SET EXERCISE:
Pull out every line of the listing below that contains the string "legend", matching case exactly.

[Element box listing]
# # # # # # #

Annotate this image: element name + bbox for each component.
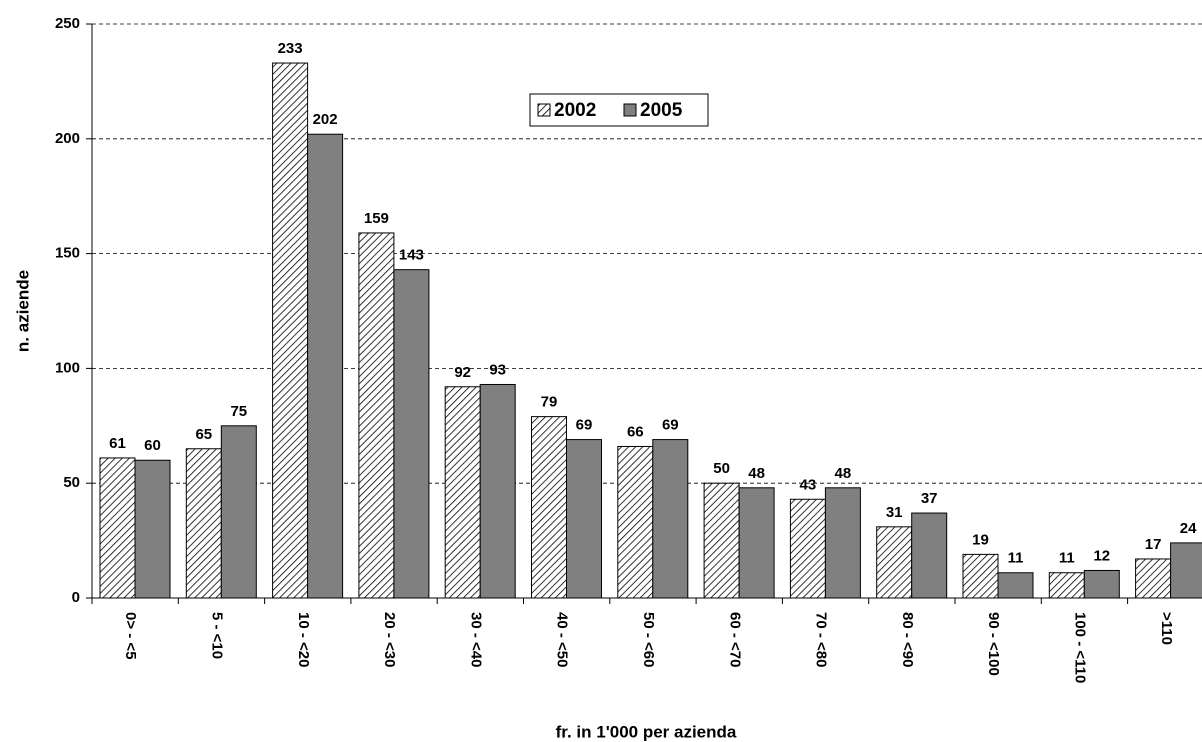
value-label: 93 — [489, 361, 506, 378]
value-label: 12 — [1093, 547, 1110, 564]
value-label: 19 — [972, 531, 989, 548]
bar — [652, 439, 689, 599]
legend-box — [529, 93, 709, 127]
value-label: 143 — [399, 247, 424, 264]
x-tick-label: 80 - <90 — [899, 612, 916, 667]
value-label: 202 — [313, 111, 338, 128]
bar — [393, 269, 430, 599]
value-label: 69 — [662, 417, 679, 434]
bar — [962, 553, 999, 599]
x-tick-label: 50 - <60 — [640, 612, 657, 667]
value-label: 92 — [454, 364, 471, 381]
y-tick-label: 50 — [63, 474, 80, 491]
value-label: 65 — [195, 426, 212, 443]
y-tick-label: 250 — [55, 15, 80, 32]
value-label: 66 — [627, 423, 644, 440]
value-label: 60 — [144, 437, 161, 454]
value-label: 48 — [748, 465, 765, 482]
value-label: 37 — [921, 490, 938, 507]
bar — [531, 416, 567, 599]
y-tick-label: 200 — [55, 130, 80, 147]
bar — [307, 133, 344, 599]
x-tick-label: 30 - <40 — [467, 612, 484, 667]
legend-label: 2005 — [640, 100, 683, 121]
value-label: 24 — [1180, 520, 1197, 537]
legend-label: 2002 — [554, 100, 596, 121]
legend-swatch — [623, 103, 637, 117]
value-label: 50 — [713, 460, 730, 477]
x-axis-label: fr. in 1'000 per azienda — [556, 722, 737, 741]
bar — [99, 457, 136, 599]
x-tick-label: 100 - <110 — [1071, 612, 1088, 683]
bar — [479, 383, 516, 599]
bar — [444, 386, 481, 599]
bar — [134, 459, 171, 599]
bar — [358, 232, 395, 599]
value-label: 11 — [1008, 550, 1024, 567]
x-tick-label: 70 - <80 — [813, 612, 830, 667]
bar — [272, 62, 309, 599]
value-label: 79 — [541, 394, 558, 411]
x-tick-label: 90 - <100 — [985, 612, 1002, 676]
bar — [185, 448, 222, 599]
bar — [824, 487, 861, 599]
bar — [997, 572, 1034, 599]
y-tick-label: 100 — [55, 359, 80, 376]
x-tick-label: 20 - <30 — [381, 612, 398, 667]
bar — [911, 512, 948, 599]
bar — [789, 498, 826, 599]
value-label: 31 — [886, 504, 903, 521]
bar — [1135, 558, 1172, 599]
x-tick-label: 5 - <10 — [208, 612, 225, 659]
bar — [738, 487, 775, 599]
bar — [1083, 569, 1120, 599]
x-tick-label: 60 - <70 — [726, 612, 743, 667]
x-tick-label: 10 - <20 — [295, 612, 312, 667]
legend-swatch — [537, 103, 551, 117]
value-label: 11 — [1059, 550, 1075, 567]
value-label: 233 — [278, 40, 303, 57]
value-label: 75 — [230, 403, 247, 420]
x-tick-label: 0> - <5 — [122, 612, 139, 660]
bar — [703, 482, 740, 599]
y-tick-label: 0 — [72, 589, 80, 606]
value-label: 17 — [1145, 536, 1162, 553]
bar — [617, 445, 654, 599]
value-label: 69 — [576, 417, 593, 434]
bar — [1170, 542, 1202, 599]
legend: 2002 2005 — [529, 93, 709, 127]
x-tick-label: >110 — [1158, 612, 1175, 645]
value-label: 48 — [835, 465, 852, 482]
x-tick-label: 40 - <50 — [554, 612, 571, 667]
value-label: 61 — [109, 435, 126, 452]
y-tick-label: 150 — [55, 245, 80, 262]
value-label: 159 — [364, 210, 389, 227]
bar — [876, 526, 913, 599]
bar — [566, 439, 602, 599]
y-axis-label: n. aziende — [13, 270, 32, 352]
bar — [220, 425, 257, 599]
value-label: 43 — [800, 476, 817, 493]
bar — [1048, 572, 1085, 599]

# # # # # # #

THE OUTPUT:
legend-box — [529, 93, 709, 127]
legend-label: 2005 — [640, 100, 683, 121]
legend-label: 2002 — [554, 100, 596, 121]
legend-swatch — [623, 103, 637, 117]
legend-swatch — [537, 103, 551, 117]
legend: 2002 2005 — [529, 93, 709, 127]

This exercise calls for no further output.